| THE TASK |
Return only the count of lines in which the word "Convert" appears.

| GIVEN INFORMATION |

***

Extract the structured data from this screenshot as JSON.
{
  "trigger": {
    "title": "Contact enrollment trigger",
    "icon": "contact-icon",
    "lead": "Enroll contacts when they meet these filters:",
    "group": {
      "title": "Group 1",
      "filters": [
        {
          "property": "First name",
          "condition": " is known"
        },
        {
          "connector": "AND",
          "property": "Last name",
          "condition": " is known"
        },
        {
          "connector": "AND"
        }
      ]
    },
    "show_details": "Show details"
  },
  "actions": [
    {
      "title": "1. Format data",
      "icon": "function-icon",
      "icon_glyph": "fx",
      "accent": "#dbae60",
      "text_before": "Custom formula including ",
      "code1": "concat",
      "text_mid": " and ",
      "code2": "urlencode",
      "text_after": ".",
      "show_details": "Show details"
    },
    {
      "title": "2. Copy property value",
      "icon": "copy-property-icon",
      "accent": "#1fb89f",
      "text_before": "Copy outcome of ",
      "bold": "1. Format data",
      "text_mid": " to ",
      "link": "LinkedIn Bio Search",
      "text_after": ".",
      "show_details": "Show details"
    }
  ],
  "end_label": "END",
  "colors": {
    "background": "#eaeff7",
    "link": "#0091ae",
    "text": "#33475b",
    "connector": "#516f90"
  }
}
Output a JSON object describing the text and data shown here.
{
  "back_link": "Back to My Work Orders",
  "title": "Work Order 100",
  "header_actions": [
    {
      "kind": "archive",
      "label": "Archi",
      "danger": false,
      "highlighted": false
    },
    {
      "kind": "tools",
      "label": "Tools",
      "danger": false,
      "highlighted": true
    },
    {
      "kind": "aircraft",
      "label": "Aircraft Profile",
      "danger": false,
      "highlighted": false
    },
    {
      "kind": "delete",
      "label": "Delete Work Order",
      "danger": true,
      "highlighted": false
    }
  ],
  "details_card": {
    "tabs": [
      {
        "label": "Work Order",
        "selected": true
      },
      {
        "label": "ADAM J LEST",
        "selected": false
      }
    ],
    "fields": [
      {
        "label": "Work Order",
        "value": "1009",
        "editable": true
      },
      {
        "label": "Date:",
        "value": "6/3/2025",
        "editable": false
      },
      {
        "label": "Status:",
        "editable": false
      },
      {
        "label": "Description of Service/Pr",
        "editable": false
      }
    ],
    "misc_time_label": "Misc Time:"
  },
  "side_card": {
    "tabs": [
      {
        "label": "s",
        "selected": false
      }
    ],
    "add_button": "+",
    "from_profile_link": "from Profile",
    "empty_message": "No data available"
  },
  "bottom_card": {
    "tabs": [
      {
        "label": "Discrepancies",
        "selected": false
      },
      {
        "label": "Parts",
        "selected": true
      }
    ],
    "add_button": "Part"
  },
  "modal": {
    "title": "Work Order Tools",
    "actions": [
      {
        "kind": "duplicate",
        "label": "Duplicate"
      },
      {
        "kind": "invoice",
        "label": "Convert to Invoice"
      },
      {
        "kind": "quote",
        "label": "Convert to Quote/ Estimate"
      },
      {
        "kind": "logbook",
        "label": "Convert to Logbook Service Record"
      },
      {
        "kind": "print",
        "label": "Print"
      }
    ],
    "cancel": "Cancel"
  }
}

***

| RESULT OF THIS TASK |
3